--- Challenge ---
Reproduce the records below in full and exactly, without their images.

(Records excerpted from a collection)
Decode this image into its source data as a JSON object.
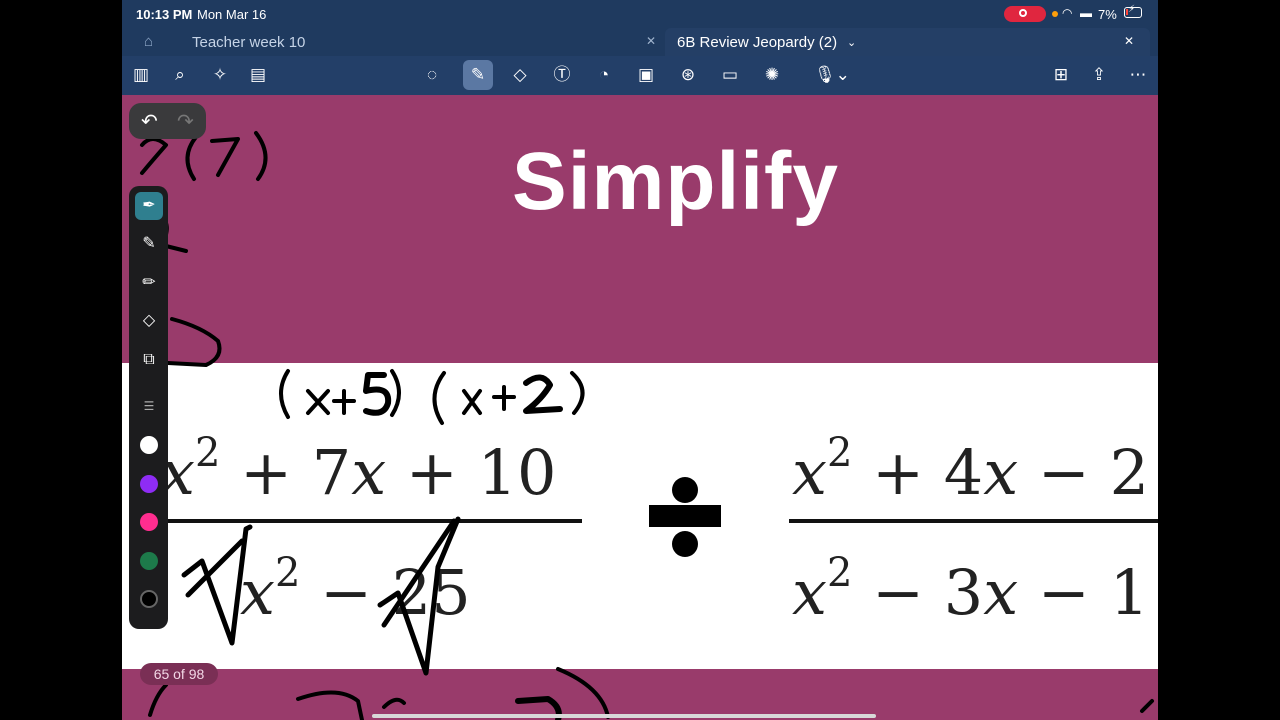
{
  "status_bar": {
    "time": "10:13 PM",
    "date": "Mon Mar 16",
    "battery": "7%"
  },
  "tabs": [
    {
      "label": "Teacher week 10",
      "active": false
    },
    {
      "label": "6B Review Jeopardy (2)",
      "active": true
    }
  ],
  "toolbar": {
    "left_icons": [
      "sidebar-icon",
      "search-icon",
      "sparkle-icon",
      "document-icon"
    ],
    "center_icons": [
      "lasso-icon",
      "pen-icon",
      "eraser-icon",
      "text-box-icon",
      "shapes-icon",
      "image-icon",
      "elements-icon",
      "sticky-note-icon",
      "laser-pointer-icon",
      "microphone-icon"
    ],
    "right_icons": [
      "add-page-icon",
      "share-icon",
      "more-icon"
    ],
    "selected_tool": "pen-icon"
  },
  "slide": {
    "title": "Simplify",
    "left_fraction": {
      "numerator": [
        "x",
        "2",
        " + 7",
        "x",
        " + 10"
      ],
      "denominator": [
        "x",
        "2",
        " − 25"
      ]
    },
    "right_fraction": {
      "numerator": [
        "x",
        "2",
        " + 4",
        "x",
        " − 2"
      ],
      "denominator": [
        "x",
        "2",
        " − 3",
        "x",
        " − 1"
      ]
    },
    "ink_text": [
      "(x+5)(x+2)",
      "5(7)"
    ]
  },
  "pen_palette": {
    "tools": [
      "fountain-pen-icon",
      "highlighter-icon",
      "pencil-icon",
      "eraser-icon",
      "shapes-icon"
    ],
    "colors": [
      "#ffffff",
      "#8e2cf5",
      "#ff2d8f",
      "#1d7a4a",
      "#000000"
    ]
  },
  "page_indicator": "65 of 98"
}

--- Task output ---
Decode this image into its source data as a JSON object.
{
  "status_bar": {
    "time": "10:13 PM",
    "date": "Mon Mar 16",
    "battery": "7%"
  },
  "tabs": [
    {
      "label": "Teacher week 10",
      "active": false
    },
    {
      "label": "6B Review Jeopardy (2)",
      "active": true
    }
  ],
  "toolbar": {
    "left_icons": [
      "sidebar-icon",
      "search-icon",
      "sparkle-icon",
      "document-icon"
    ],
    "center_icons": [
      "lasso-icon",
      "pen-icon",
      "eraser-icon",
      "text-box-icon",
      "shapes-icon",
      "image-icon",
      "elements-icon",
      "sticky-note-icon",
      "laser-pointer-icon",
      "microphone-icon"
    ],
    "right_icons": [
      "add-page-icon",
      "share-icon",
      "more-icon"
    ],
    "selected_tool": "pen-icon"
  },
  "slide": {
    "title": "Simplify",
    "left_fraction": {
      "numerator": [
        "x",
        "2",
        " + 7",
        "x",
        " + 10"
      ],
      "denominator": [
        "x",
        "2",
        " − 25"
      ]
    },
    "right_fraction": {
      "numerator": [
        "x",
        "2",
        " + 4",
        "x",
        " − 2"
      ],
      "denominator": [
        "x",
        "2",
        " − 3",
        "x",
        " − 1"
      ]
    },
    "ink_text": [
      "(x+5)(x+2)",
      "5(7)"
    ]
  },
  "pen_palette": {
    "tools": [
      "fountain-pen-icon",
      "highlighter-icon",
      "pencil-icon",
      "eraser-icon",
      "shapes-icon"
    ],
    "colors": [
      "#ffffff",
      "#8e2cf5",
      "#ff2d8f",
      "#1d7a4a",
      "#000000"
    ]
  },
  "page_indicator": "65 of 98"
}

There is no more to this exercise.